Problem requirements:
Transcribe exactly the lines from the one containing "Convert this screenshot" through the one containing "What's the underlying", both included, and leave out any pictures.

Records for processing:
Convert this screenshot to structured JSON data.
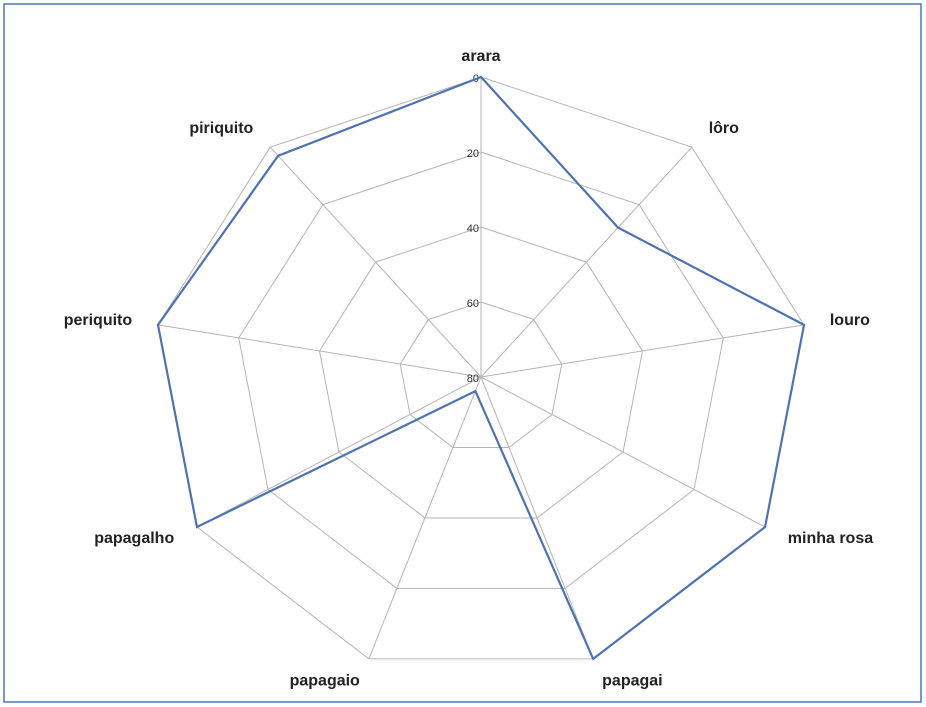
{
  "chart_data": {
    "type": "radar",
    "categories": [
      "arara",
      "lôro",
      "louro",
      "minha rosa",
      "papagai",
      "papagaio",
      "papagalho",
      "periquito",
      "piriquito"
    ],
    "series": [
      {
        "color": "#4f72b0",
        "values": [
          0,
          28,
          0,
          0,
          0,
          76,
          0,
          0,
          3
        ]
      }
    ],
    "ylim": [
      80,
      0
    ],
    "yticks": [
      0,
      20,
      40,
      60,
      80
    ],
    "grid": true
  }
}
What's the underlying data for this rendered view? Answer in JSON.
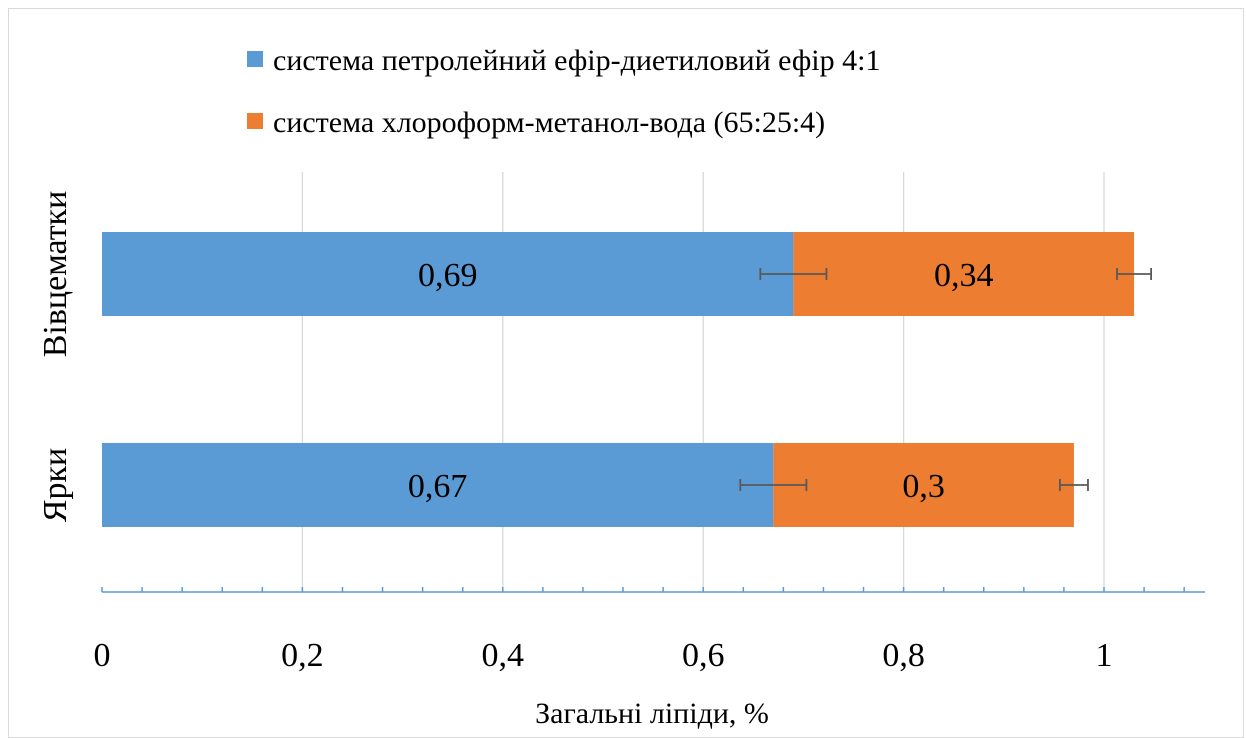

* * *

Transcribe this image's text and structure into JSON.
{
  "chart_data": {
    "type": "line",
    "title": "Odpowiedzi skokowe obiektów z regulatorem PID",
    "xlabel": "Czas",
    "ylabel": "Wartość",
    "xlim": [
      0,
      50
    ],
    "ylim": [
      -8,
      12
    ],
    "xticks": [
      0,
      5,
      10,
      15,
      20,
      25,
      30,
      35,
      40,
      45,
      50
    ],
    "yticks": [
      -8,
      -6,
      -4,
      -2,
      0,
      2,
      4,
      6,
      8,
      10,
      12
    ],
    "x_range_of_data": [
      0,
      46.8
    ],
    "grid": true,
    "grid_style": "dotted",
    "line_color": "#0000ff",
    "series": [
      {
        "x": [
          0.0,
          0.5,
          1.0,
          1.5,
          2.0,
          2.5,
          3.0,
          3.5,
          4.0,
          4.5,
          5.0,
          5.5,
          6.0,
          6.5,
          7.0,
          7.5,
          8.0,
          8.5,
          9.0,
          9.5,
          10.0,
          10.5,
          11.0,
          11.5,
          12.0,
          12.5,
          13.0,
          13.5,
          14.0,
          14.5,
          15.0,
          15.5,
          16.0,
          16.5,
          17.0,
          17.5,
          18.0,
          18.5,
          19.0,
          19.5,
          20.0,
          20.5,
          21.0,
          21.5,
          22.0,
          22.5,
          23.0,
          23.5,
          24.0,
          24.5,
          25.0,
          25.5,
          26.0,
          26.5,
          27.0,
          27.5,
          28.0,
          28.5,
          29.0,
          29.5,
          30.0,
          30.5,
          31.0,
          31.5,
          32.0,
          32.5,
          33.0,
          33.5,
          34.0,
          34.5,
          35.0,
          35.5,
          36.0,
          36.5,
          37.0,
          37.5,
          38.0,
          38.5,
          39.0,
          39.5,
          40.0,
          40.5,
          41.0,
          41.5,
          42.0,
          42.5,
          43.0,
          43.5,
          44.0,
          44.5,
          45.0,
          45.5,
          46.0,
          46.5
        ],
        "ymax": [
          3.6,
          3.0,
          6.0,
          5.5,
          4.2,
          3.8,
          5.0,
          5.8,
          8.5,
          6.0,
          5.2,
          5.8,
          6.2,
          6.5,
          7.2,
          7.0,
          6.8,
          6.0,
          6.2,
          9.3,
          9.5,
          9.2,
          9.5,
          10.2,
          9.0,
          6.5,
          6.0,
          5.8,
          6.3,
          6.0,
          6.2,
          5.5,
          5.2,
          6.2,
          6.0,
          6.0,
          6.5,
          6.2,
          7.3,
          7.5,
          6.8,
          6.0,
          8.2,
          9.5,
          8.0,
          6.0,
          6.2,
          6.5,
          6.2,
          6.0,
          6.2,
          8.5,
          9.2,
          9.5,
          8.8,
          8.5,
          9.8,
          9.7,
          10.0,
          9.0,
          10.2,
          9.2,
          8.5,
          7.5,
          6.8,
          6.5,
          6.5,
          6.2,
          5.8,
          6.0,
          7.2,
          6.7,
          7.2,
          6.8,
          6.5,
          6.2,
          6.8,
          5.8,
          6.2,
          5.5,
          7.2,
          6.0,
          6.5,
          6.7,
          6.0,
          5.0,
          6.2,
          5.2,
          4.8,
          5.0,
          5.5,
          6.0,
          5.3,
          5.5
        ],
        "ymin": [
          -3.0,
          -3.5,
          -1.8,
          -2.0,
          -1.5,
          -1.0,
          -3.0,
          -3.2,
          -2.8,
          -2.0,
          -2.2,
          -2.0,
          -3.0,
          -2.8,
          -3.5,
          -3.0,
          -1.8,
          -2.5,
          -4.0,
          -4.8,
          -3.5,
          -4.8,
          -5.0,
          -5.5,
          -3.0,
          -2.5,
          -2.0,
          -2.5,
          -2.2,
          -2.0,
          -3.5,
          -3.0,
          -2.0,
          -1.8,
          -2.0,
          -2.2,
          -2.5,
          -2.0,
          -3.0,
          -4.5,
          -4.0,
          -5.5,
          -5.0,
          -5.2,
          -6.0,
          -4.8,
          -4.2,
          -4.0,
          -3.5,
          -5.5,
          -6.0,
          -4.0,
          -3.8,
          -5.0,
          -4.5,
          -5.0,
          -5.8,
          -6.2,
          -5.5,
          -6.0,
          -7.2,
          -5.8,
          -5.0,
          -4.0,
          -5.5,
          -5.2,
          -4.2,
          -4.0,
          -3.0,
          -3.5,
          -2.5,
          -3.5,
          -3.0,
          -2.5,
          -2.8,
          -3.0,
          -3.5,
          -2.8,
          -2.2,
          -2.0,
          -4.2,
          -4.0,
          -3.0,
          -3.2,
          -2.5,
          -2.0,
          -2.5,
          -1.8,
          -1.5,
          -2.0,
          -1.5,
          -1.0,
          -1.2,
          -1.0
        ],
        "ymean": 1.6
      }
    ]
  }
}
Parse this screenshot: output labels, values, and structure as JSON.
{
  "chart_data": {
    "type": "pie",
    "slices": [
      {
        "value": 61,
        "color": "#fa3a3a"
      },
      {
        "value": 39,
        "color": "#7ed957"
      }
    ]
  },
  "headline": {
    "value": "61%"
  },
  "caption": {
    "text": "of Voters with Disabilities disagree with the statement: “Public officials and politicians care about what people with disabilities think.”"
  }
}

---

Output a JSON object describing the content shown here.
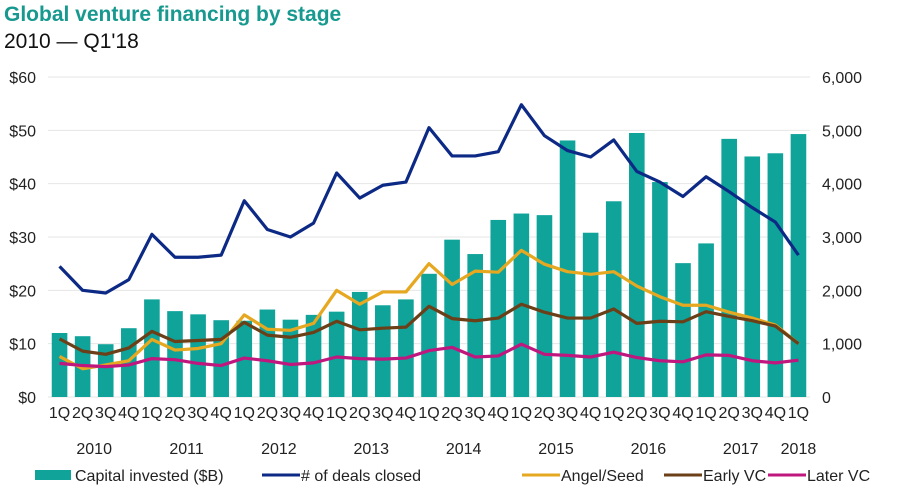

Answer:
Convert this screenshot to structured JSON data.
{
  "chart_data": {
    "type": "radar",
    "categories": [
      "arara",
      "lôro",
      "louro",
      "minha rosa",
      "papagai",
      "papagaio",
      "papagalho",
      "periquito",
      "piriquito"
    ],
    "series": [
      {
        "color": "#4f72b0",
        "values": [
          0,
          28,
          0,
          0,
          0,
          76,
          0,
          0,
          3
        ]
      }
    ],
    "ylim": [
      80,
      0
    ],
    "yticks": [
      0,
      20,
      40,
      60,
      80
    ],
    "grid": true
  }
}
What's the underlying data for this rendered view? Answer in JSON.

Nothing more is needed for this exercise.